# [The request]
Filter the listing and keep only the lines with the word "Serialize".

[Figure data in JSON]
## Begin

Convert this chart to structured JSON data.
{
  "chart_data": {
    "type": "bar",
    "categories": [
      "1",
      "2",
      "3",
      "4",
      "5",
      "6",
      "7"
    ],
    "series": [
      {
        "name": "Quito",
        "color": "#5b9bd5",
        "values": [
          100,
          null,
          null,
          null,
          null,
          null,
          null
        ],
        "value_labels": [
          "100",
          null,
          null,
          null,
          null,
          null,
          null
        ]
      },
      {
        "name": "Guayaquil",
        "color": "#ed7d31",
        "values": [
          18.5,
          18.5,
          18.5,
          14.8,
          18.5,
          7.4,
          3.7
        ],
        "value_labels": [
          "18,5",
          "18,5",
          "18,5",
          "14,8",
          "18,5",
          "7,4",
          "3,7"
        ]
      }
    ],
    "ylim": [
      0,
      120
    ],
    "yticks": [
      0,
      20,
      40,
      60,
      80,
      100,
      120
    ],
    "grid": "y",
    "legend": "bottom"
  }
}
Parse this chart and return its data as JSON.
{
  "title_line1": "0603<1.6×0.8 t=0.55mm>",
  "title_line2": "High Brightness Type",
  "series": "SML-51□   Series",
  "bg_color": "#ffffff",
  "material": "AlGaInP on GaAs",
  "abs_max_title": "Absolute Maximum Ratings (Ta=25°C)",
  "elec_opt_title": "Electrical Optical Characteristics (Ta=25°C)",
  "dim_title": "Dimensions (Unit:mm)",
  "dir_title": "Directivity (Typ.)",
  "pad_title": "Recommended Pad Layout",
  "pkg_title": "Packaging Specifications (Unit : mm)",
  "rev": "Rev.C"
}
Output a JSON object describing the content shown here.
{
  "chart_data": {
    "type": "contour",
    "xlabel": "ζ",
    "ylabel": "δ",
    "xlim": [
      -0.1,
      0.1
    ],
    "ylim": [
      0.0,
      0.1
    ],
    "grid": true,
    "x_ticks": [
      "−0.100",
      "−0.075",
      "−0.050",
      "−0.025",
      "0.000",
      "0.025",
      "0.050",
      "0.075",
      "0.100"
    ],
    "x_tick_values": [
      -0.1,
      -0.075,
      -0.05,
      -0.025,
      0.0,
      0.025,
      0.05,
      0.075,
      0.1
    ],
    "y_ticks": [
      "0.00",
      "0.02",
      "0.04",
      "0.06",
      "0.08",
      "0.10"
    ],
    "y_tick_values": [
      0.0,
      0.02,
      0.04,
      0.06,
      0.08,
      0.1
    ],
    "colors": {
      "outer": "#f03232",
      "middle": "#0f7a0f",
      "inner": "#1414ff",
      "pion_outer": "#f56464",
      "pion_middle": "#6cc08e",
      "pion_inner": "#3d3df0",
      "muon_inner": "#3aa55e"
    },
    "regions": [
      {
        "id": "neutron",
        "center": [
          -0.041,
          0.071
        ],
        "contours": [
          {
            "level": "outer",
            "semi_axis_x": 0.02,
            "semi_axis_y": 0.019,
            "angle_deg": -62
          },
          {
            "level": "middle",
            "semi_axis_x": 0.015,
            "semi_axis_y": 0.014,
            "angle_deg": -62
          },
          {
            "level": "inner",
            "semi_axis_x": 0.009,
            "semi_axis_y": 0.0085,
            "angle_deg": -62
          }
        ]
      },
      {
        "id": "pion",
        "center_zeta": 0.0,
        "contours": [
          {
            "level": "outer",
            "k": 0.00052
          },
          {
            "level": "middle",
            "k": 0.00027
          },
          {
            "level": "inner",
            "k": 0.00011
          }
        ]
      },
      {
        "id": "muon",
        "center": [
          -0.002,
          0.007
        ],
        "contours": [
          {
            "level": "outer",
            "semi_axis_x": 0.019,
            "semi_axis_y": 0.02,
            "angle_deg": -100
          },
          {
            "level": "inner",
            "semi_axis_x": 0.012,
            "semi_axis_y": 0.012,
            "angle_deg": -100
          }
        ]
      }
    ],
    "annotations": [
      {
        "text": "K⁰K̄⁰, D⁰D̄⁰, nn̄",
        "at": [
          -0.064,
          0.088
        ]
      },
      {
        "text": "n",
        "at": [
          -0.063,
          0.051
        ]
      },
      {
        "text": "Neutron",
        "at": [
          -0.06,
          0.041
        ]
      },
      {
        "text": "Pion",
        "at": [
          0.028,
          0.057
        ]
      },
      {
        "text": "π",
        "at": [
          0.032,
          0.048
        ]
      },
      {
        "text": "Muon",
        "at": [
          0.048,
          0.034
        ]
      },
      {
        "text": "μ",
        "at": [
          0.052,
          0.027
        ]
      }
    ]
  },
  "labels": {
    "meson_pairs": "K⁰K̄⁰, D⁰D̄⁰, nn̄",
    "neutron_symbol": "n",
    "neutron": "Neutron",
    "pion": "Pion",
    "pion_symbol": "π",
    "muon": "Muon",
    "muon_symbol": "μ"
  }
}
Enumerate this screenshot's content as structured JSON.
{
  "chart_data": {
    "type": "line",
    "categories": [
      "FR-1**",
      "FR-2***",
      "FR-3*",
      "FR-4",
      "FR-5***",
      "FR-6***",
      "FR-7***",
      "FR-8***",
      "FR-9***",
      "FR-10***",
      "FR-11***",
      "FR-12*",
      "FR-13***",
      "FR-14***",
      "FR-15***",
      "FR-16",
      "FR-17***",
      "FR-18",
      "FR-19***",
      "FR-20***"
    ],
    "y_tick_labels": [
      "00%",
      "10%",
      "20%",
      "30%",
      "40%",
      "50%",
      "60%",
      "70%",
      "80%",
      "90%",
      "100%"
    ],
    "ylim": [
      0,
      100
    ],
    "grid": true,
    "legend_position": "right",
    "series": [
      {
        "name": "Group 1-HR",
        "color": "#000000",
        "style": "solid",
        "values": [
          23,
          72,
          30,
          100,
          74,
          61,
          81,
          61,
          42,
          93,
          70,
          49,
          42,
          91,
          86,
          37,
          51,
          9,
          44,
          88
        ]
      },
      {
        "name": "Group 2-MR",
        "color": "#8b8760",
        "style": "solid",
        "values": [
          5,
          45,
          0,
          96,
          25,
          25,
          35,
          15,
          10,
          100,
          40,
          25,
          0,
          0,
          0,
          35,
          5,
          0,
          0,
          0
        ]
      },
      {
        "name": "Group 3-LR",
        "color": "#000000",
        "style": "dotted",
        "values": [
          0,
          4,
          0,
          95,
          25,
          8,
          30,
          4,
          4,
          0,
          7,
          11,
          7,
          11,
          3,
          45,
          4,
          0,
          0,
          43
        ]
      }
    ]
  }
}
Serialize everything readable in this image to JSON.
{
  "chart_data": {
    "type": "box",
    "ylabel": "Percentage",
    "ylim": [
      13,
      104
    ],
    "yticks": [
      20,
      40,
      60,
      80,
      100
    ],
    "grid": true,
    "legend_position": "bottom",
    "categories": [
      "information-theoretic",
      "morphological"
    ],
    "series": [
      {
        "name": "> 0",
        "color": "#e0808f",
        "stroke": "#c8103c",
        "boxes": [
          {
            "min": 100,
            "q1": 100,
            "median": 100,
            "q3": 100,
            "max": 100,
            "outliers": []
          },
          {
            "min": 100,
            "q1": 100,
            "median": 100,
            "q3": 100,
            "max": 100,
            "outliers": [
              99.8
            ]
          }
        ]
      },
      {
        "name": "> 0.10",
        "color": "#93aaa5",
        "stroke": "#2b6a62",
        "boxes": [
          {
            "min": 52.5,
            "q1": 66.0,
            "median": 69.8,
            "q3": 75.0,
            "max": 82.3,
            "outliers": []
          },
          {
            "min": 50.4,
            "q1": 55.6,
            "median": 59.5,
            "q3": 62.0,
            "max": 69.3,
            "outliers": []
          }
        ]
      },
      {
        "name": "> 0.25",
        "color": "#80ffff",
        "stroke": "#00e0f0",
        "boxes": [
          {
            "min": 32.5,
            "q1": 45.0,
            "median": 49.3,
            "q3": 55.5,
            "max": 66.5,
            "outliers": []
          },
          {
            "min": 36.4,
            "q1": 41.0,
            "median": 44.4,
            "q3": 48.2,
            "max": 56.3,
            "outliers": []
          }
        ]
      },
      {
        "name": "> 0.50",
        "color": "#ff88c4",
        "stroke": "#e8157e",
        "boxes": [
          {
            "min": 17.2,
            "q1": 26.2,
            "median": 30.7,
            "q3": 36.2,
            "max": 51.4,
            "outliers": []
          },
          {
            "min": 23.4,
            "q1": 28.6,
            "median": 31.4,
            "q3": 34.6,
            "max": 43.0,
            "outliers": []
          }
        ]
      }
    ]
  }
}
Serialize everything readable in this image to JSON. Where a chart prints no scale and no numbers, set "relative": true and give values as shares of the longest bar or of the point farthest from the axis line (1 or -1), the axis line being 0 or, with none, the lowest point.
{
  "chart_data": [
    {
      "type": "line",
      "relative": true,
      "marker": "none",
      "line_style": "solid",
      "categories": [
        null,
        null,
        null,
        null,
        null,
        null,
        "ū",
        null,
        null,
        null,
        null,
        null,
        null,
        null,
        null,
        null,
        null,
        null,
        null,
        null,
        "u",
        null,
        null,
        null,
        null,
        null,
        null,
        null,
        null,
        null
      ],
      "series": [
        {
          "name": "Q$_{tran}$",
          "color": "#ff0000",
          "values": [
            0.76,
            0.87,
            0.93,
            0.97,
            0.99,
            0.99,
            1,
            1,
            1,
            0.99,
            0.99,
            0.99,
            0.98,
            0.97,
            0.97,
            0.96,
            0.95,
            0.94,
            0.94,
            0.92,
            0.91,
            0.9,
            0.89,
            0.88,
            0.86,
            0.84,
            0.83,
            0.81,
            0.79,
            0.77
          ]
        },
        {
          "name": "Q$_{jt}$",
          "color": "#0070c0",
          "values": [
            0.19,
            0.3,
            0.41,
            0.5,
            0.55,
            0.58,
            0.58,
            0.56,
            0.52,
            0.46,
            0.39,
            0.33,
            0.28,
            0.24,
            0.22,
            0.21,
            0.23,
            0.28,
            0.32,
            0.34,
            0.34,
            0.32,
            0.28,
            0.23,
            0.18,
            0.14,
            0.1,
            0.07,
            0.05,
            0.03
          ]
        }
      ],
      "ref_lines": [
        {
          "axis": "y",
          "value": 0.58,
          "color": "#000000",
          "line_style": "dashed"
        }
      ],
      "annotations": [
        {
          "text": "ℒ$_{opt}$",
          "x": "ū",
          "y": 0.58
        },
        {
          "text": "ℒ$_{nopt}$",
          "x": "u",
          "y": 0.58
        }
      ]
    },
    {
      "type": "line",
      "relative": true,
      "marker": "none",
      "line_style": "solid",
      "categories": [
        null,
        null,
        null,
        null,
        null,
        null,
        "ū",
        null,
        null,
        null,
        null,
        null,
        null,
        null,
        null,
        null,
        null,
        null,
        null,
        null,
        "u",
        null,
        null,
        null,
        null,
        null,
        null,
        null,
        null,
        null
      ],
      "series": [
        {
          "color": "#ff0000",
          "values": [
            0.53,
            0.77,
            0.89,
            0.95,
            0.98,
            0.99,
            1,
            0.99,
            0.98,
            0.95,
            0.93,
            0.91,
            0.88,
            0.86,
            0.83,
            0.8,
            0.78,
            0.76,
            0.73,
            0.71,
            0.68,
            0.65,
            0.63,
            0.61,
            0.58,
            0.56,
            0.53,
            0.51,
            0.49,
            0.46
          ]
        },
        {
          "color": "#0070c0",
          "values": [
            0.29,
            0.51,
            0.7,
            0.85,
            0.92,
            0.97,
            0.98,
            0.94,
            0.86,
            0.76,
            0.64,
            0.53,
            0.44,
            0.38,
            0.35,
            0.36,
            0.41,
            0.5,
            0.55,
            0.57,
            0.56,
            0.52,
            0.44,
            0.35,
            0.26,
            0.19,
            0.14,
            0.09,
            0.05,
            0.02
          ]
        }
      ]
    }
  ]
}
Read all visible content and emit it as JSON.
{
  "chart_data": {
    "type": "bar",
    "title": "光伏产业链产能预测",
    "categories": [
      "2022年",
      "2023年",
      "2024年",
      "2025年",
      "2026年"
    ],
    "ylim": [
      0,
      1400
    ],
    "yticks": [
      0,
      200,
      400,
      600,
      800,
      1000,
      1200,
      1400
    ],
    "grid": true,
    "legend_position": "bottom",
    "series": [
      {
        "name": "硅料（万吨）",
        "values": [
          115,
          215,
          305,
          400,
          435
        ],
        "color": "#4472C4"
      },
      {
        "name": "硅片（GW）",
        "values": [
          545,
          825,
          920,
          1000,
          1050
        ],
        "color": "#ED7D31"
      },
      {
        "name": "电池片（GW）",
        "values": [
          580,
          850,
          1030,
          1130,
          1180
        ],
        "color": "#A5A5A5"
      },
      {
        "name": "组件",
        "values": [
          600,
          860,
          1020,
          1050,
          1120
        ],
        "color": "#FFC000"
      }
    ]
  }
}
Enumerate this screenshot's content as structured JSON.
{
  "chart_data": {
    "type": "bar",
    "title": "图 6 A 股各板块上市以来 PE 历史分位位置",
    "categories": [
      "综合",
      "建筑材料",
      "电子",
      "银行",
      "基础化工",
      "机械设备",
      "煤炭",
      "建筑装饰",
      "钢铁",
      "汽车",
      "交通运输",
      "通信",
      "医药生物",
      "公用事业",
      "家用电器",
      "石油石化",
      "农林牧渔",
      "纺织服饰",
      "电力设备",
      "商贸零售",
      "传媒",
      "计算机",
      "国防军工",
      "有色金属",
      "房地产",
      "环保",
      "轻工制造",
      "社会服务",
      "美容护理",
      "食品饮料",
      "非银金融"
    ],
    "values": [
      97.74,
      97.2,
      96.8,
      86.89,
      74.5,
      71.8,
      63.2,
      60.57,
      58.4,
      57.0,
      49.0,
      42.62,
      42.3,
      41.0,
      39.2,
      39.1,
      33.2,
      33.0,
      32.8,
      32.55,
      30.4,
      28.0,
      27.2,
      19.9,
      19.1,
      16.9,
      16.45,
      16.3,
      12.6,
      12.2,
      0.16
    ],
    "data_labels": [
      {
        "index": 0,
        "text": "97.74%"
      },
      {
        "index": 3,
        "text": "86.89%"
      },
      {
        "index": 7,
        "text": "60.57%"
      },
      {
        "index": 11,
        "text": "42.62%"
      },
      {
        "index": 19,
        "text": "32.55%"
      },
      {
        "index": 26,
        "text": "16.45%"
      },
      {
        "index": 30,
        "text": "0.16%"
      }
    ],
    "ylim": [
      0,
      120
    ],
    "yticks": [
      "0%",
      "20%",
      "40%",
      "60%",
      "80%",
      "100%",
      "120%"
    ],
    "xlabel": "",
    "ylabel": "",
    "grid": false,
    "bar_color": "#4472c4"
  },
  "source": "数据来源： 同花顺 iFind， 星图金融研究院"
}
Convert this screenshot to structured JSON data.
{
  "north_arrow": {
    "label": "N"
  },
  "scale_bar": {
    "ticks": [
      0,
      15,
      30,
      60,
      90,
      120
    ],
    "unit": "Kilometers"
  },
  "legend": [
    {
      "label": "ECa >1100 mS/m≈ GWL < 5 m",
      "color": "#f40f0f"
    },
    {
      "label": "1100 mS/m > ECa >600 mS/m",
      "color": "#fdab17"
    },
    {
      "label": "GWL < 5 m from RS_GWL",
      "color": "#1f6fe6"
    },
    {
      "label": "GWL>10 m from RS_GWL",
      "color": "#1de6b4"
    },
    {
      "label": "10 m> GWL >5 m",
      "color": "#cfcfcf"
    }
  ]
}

## End

# [Reply to the exercise]
Serialize everything readable in this image to JSON.
Serialize everything readable in this image to JSON. Where a chart prints no scale and no numbers, set "relative": true and give values as shares of the longest bar or of the point farthest from the axis line (1 or -1), the axis line being 0 or, with none, the lowest point.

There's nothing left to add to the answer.